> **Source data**
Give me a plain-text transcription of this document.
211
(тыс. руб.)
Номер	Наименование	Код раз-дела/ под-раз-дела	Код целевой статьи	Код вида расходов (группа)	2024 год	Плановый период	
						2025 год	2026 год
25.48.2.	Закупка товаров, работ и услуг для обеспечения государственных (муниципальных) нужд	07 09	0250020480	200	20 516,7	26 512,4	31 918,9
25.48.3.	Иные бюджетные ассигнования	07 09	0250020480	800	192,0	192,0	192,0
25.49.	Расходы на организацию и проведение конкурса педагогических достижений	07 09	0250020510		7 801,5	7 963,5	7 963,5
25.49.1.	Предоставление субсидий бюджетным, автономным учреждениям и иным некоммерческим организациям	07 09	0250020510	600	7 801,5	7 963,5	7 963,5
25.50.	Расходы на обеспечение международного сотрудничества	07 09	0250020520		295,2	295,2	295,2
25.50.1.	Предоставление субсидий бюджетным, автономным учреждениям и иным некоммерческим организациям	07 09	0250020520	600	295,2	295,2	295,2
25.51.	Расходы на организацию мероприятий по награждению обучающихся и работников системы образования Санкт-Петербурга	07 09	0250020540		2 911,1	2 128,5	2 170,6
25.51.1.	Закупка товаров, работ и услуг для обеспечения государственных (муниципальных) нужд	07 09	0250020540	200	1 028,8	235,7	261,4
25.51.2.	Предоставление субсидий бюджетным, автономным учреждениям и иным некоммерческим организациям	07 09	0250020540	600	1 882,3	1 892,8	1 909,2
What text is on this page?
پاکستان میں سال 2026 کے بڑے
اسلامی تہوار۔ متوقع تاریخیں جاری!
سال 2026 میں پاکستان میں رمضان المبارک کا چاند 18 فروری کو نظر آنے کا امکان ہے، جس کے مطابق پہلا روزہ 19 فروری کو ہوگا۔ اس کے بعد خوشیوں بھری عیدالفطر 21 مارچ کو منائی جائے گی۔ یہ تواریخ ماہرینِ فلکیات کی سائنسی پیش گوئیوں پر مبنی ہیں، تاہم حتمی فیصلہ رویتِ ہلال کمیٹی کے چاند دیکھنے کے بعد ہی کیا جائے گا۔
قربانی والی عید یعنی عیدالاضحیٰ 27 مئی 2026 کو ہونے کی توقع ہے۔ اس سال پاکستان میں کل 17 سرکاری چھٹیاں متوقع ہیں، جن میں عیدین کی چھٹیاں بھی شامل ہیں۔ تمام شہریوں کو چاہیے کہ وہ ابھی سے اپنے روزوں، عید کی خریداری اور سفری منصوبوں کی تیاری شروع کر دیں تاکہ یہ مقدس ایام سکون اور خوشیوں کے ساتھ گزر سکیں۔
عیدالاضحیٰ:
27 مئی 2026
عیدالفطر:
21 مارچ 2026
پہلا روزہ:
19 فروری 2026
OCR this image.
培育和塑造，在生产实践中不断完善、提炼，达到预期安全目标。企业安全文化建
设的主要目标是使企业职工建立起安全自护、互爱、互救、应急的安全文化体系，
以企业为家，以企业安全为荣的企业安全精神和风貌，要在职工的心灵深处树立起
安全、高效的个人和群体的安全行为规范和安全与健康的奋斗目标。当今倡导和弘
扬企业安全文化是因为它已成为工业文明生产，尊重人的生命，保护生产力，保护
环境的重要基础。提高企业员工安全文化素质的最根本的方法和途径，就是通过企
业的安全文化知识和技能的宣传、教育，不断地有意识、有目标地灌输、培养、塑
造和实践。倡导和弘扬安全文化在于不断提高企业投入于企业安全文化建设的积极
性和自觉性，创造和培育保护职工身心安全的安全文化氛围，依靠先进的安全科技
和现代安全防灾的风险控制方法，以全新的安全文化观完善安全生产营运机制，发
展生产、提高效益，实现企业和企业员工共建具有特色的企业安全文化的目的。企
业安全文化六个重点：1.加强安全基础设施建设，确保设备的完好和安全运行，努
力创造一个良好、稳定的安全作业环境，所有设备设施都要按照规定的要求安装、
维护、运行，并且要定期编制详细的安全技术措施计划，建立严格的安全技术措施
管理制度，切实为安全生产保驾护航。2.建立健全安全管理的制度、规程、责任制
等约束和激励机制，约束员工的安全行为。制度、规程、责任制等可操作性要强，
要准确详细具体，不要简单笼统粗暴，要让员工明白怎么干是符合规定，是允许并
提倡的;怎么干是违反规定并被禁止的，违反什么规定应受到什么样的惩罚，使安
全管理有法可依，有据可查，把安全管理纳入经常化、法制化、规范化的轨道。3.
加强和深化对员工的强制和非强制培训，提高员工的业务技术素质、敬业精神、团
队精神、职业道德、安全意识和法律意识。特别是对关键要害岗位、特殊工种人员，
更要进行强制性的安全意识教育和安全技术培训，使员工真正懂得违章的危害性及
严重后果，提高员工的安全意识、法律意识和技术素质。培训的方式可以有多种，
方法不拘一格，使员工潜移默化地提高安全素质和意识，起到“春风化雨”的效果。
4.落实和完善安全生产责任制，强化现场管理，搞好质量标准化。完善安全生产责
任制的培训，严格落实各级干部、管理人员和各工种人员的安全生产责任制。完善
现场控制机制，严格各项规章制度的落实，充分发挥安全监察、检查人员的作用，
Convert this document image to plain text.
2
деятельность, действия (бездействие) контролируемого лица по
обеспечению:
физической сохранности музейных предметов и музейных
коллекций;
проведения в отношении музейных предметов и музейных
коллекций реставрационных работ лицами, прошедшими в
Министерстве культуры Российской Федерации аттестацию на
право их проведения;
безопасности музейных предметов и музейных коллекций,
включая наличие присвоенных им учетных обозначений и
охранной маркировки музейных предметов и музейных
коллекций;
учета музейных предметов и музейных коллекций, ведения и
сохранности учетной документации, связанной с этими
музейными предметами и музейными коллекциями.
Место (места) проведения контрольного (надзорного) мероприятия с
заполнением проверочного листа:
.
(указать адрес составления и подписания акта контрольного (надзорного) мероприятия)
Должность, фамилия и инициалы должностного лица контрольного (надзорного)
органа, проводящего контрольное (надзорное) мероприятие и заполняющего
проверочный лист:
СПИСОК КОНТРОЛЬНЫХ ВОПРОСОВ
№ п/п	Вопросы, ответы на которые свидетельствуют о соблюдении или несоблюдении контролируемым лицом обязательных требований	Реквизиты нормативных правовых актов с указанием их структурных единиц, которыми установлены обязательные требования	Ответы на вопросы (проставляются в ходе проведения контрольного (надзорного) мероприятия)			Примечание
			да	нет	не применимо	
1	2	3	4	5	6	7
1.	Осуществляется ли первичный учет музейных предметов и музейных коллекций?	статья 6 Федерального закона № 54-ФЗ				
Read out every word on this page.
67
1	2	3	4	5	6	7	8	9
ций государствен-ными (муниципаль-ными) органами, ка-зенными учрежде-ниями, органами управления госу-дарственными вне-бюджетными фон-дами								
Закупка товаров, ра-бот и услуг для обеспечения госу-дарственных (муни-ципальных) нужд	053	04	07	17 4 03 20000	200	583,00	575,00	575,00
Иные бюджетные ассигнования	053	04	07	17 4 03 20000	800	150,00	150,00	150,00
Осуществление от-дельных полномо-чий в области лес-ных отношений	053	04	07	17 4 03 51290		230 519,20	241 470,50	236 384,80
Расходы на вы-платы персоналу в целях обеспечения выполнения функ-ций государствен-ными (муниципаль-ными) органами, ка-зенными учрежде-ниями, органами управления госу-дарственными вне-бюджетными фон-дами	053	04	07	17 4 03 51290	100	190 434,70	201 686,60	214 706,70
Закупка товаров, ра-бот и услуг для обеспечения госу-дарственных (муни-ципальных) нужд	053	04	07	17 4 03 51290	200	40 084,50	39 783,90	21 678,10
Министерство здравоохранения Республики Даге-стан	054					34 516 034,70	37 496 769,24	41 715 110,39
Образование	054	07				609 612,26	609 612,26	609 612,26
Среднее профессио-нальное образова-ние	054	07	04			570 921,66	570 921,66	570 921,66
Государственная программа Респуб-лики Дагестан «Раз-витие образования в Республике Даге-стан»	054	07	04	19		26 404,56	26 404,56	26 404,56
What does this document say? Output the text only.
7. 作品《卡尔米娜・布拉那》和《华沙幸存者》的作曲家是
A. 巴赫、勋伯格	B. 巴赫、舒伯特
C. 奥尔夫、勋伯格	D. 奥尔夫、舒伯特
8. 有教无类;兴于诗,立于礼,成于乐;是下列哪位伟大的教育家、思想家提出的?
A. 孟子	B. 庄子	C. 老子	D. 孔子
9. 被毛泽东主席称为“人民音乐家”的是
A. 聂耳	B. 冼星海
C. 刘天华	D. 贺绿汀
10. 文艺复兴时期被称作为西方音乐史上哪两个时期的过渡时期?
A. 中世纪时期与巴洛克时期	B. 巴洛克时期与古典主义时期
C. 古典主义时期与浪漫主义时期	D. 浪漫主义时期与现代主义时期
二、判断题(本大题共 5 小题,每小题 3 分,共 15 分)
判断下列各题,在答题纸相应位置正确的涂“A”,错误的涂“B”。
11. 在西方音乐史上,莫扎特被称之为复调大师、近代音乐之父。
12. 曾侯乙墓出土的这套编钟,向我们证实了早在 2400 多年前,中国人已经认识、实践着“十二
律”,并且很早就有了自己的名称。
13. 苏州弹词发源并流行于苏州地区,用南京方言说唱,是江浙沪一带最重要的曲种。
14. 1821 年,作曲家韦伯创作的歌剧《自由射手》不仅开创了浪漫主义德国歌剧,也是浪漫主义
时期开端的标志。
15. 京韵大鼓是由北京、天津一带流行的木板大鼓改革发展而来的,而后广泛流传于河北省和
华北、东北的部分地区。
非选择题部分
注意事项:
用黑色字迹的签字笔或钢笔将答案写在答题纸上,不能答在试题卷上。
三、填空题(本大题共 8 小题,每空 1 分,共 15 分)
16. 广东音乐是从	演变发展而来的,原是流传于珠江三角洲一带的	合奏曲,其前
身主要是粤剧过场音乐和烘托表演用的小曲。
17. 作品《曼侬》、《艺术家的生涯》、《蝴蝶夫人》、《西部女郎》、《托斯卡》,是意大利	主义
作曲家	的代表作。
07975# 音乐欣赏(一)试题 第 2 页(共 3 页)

> **PROBLEM REQUIREMENTS**
Find and copy each line above that includes the string "本大题共".

> **OUTPUT OF THE TASK**
二、判断题(本大题共 5 小题,每小题 3 分,共 15 分)
三、填空题(本大题共 8 小题,每空 1 分,共 15 分)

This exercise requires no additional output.